# [GIVEN TASK]
Report each line of the data that has "star" somewhere in it.

# [RECORDS FOR THIS TASK]
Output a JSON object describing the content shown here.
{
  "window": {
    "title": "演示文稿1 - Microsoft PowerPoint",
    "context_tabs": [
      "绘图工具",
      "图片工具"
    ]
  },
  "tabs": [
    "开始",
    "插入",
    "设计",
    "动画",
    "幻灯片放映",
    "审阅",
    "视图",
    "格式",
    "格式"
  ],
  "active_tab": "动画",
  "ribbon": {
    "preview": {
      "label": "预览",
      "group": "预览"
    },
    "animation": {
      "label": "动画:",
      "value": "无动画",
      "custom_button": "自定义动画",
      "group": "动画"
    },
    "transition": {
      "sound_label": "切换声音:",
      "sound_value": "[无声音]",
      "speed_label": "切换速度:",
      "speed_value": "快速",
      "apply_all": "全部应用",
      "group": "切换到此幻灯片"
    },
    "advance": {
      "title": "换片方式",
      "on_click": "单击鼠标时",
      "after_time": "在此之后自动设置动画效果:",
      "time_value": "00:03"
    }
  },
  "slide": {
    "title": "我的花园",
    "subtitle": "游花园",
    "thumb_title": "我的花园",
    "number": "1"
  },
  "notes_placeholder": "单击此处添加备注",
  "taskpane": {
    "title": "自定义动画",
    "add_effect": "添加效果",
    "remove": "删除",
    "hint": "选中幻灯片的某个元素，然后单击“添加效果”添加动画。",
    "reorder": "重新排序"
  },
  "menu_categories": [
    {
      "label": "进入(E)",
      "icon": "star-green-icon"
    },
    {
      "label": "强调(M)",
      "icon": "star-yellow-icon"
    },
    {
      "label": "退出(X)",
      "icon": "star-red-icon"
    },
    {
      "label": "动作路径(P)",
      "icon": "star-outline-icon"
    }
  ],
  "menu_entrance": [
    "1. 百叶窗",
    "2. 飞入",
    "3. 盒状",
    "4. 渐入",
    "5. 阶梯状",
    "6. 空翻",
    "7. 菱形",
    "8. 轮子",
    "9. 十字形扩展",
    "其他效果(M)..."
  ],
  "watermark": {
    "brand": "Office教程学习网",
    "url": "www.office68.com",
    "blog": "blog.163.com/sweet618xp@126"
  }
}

# [REPLY]
      "icon": "star-green-icon"
      "icon": "star-yellow-icon"
      "icon": "star-red-icon"
      "icon": "star-outline-icon"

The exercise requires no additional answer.